WHAT IS BEING ASKED: Where a line holds the word "cent", copy that line from the data below.

=== Section Start ===

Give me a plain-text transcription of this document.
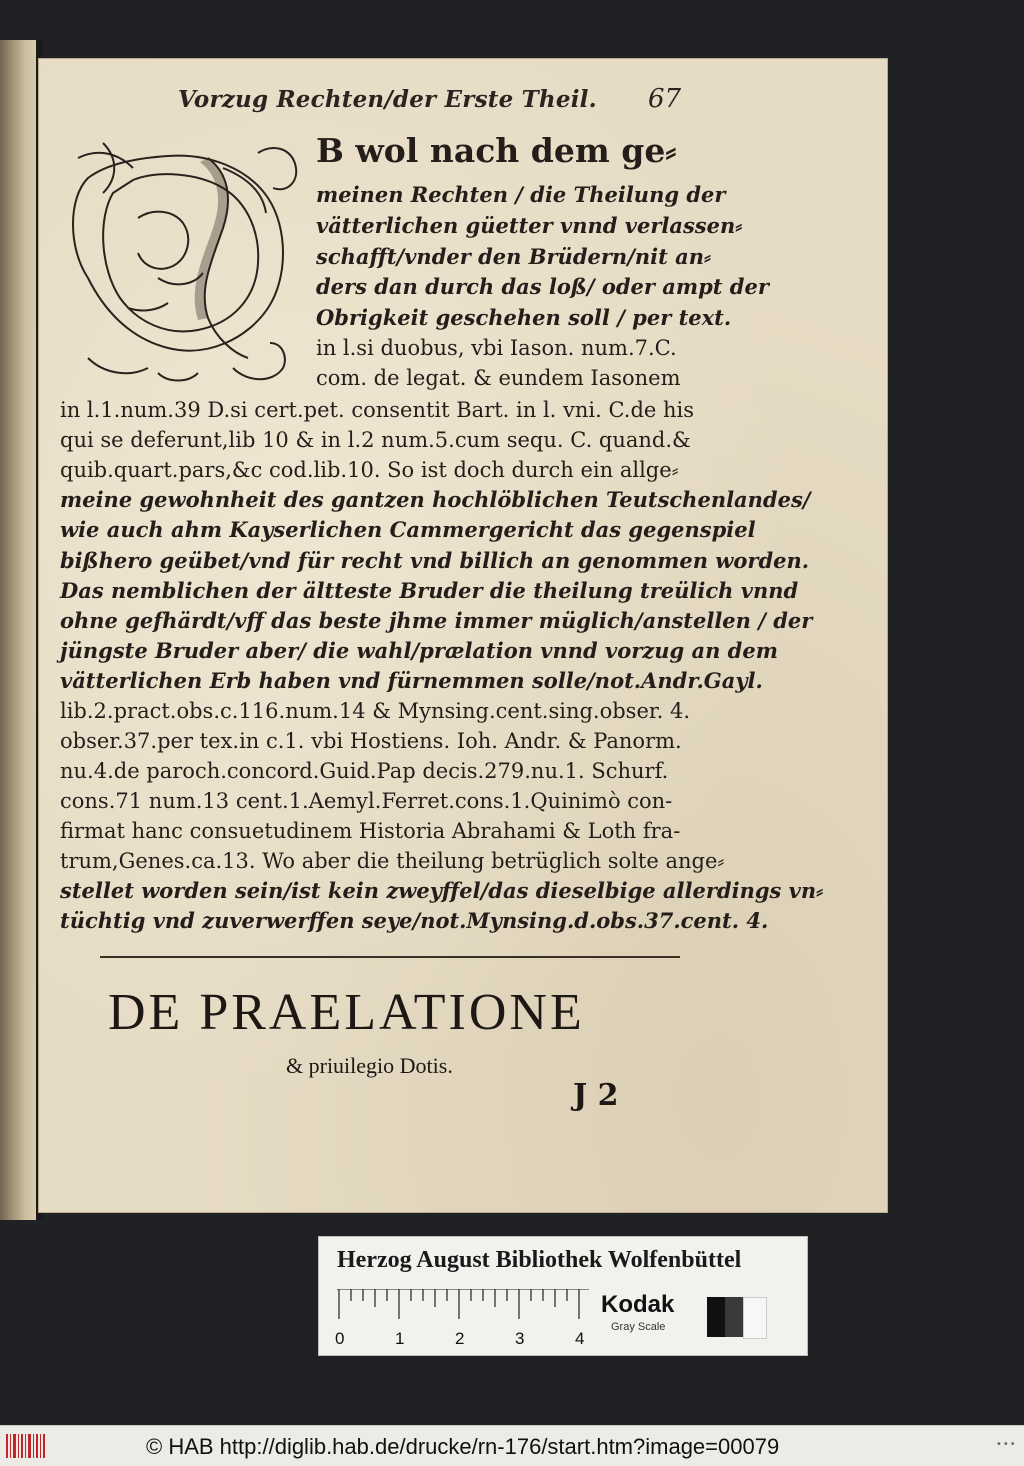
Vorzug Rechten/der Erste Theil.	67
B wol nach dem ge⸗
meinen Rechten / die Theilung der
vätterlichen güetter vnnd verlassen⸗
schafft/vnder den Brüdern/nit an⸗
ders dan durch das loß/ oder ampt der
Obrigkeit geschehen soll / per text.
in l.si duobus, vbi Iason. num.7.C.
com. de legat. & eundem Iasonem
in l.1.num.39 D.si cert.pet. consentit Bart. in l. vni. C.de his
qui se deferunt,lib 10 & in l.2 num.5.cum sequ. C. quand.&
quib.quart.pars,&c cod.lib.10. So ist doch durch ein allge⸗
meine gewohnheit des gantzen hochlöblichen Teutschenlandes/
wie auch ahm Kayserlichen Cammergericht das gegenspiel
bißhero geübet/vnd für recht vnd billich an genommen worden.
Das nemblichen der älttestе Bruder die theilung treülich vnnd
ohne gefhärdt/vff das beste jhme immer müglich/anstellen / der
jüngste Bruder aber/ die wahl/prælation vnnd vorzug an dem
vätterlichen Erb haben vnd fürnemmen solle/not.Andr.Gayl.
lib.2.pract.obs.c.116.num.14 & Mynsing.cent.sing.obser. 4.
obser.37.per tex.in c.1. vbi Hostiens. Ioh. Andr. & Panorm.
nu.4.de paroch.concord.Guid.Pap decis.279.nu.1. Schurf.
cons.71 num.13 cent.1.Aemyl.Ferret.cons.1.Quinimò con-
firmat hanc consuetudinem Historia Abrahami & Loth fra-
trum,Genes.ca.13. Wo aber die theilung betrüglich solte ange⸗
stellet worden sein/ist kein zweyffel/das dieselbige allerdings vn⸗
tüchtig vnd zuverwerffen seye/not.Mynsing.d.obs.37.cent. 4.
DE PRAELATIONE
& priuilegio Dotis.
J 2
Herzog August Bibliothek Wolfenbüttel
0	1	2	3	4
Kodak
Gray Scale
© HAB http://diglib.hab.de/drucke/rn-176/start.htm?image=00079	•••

=== Section End ===

TASK SOLUTION:
lib.2.pract.obs.c.116.num.14 & Mynsing.cent.sing.obser. 4.
cons.71 num.13 cent.1.Aemyl.Ferret.cons.1.Quinimò con-
tüchtig vnd zuverwerffen seye/not.Mynsing.d.obs.37.cent. 4.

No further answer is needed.